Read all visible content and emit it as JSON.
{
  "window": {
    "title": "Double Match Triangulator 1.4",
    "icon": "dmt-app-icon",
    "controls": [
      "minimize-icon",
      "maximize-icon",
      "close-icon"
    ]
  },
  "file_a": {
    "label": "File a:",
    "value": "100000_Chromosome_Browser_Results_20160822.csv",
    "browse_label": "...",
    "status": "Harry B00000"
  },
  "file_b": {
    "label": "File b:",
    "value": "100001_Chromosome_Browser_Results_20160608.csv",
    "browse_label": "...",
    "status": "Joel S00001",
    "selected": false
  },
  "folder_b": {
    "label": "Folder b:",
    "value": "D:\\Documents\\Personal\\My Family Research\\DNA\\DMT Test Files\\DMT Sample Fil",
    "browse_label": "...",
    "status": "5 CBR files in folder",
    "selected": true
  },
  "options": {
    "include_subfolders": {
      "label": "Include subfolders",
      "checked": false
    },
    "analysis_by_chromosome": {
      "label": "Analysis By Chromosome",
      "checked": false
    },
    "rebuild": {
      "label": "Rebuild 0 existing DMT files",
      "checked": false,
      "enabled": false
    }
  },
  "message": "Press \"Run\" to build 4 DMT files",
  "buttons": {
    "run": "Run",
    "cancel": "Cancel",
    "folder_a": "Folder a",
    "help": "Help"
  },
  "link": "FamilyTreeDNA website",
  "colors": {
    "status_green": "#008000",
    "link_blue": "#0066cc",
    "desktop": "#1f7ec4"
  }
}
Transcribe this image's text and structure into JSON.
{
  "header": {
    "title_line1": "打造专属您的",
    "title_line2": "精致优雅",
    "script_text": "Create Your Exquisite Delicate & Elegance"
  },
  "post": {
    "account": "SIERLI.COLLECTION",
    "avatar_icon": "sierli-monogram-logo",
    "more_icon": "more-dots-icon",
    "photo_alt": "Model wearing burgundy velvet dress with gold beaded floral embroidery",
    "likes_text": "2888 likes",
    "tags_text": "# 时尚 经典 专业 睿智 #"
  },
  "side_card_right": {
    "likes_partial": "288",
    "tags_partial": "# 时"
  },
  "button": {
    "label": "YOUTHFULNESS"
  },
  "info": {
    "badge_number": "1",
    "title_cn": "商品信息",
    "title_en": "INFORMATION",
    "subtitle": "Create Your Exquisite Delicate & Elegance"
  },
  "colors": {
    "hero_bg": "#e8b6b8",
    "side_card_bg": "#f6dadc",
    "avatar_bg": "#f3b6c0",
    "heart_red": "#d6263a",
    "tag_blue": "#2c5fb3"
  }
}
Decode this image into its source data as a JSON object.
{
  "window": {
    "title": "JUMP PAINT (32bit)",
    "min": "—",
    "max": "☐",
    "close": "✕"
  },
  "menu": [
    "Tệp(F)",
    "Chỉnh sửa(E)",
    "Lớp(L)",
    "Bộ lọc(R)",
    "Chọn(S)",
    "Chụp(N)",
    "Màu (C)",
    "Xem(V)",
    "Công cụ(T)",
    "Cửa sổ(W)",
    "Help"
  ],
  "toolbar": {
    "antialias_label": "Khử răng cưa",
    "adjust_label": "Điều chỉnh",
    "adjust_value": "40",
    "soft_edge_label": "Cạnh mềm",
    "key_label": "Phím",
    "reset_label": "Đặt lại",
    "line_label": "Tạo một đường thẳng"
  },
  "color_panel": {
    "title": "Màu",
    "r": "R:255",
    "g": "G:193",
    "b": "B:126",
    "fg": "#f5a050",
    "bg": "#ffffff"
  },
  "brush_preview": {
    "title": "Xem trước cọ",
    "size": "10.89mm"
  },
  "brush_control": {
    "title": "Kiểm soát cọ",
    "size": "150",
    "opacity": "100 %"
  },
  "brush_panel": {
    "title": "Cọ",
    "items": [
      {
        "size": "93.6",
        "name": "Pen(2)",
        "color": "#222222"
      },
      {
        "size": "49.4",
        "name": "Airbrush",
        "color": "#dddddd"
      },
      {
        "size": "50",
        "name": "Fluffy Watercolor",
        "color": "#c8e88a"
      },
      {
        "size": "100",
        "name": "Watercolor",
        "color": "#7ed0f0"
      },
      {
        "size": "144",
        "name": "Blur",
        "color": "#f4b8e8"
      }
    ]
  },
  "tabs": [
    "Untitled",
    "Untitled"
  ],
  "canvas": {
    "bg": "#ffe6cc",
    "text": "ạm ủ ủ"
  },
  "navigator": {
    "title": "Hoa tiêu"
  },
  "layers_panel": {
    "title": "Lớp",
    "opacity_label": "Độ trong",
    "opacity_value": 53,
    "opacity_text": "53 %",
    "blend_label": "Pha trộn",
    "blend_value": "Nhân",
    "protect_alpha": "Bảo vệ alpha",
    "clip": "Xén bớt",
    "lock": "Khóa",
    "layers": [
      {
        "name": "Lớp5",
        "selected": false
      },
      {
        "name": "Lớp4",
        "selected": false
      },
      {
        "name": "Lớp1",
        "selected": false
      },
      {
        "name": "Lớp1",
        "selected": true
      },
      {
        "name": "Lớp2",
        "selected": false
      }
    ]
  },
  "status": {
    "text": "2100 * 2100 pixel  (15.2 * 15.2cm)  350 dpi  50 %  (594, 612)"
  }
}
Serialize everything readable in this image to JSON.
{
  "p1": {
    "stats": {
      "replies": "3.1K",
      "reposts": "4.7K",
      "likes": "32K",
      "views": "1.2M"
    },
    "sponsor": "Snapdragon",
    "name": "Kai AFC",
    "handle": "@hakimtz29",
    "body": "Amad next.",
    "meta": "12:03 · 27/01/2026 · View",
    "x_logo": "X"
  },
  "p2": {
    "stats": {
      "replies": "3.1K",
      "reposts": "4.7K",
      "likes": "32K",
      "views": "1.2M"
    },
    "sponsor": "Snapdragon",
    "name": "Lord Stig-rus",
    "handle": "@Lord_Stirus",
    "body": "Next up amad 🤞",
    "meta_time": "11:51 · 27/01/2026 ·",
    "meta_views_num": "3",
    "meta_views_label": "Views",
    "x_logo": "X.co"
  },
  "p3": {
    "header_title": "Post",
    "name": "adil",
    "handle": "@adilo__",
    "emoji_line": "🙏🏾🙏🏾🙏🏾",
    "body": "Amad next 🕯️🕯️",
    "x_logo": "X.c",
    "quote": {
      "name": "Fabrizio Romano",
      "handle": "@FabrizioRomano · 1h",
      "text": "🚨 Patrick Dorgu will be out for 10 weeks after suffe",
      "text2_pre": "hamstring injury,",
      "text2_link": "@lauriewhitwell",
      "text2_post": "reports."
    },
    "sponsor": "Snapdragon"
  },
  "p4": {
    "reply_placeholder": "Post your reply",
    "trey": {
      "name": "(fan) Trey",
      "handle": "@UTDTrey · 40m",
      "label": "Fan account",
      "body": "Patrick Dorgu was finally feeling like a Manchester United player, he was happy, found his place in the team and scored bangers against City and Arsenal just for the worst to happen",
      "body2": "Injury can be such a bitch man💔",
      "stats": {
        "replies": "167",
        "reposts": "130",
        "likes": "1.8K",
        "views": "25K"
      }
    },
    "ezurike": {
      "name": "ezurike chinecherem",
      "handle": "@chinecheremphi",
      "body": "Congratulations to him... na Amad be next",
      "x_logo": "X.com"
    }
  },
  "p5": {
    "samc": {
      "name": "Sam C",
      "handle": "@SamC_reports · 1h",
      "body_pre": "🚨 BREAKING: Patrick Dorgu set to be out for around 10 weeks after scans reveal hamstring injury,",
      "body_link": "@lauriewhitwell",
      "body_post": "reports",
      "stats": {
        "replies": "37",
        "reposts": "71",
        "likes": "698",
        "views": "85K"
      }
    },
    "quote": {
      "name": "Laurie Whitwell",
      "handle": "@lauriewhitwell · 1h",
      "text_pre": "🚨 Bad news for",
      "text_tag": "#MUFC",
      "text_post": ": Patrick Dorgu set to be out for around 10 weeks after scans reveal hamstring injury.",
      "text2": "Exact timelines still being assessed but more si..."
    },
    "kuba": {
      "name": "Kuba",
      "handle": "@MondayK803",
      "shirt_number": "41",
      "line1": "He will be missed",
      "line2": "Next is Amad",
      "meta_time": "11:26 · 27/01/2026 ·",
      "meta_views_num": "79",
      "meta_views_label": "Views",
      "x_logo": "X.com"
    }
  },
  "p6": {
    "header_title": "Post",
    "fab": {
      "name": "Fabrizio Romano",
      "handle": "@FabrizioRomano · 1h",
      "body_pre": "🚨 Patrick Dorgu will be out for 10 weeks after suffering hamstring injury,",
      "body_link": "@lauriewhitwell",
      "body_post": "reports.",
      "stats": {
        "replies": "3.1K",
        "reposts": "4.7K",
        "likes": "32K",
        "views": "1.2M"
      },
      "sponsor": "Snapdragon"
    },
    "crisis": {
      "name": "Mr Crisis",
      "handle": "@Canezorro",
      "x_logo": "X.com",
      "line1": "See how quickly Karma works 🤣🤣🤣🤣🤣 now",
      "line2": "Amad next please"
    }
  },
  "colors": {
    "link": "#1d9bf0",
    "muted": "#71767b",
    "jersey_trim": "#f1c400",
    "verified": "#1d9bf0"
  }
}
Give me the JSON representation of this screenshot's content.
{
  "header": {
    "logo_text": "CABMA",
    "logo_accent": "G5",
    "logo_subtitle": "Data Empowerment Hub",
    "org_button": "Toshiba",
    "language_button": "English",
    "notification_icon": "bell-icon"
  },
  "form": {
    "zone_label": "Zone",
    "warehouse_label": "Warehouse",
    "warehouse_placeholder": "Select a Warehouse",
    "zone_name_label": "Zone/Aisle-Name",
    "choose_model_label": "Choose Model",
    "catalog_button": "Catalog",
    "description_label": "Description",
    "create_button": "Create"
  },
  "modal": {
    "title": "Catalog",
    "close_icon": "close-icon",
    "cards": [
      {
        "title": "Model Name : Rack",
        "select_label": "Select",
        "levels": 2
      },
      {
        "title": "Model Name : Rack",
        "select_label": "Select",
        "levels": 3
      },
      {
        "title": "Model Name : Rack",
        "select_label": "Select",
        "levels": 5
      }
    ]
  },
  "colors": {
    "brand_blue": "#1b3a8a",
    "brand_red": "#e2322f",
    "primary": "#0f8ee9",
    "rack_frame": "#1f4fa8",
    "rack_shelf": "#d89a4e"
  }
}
_ _ _ _ _
▶ _Exercise aim_
Only a number is wanted: how many lines contain the word "handle"?

▶ _Output of the task_
11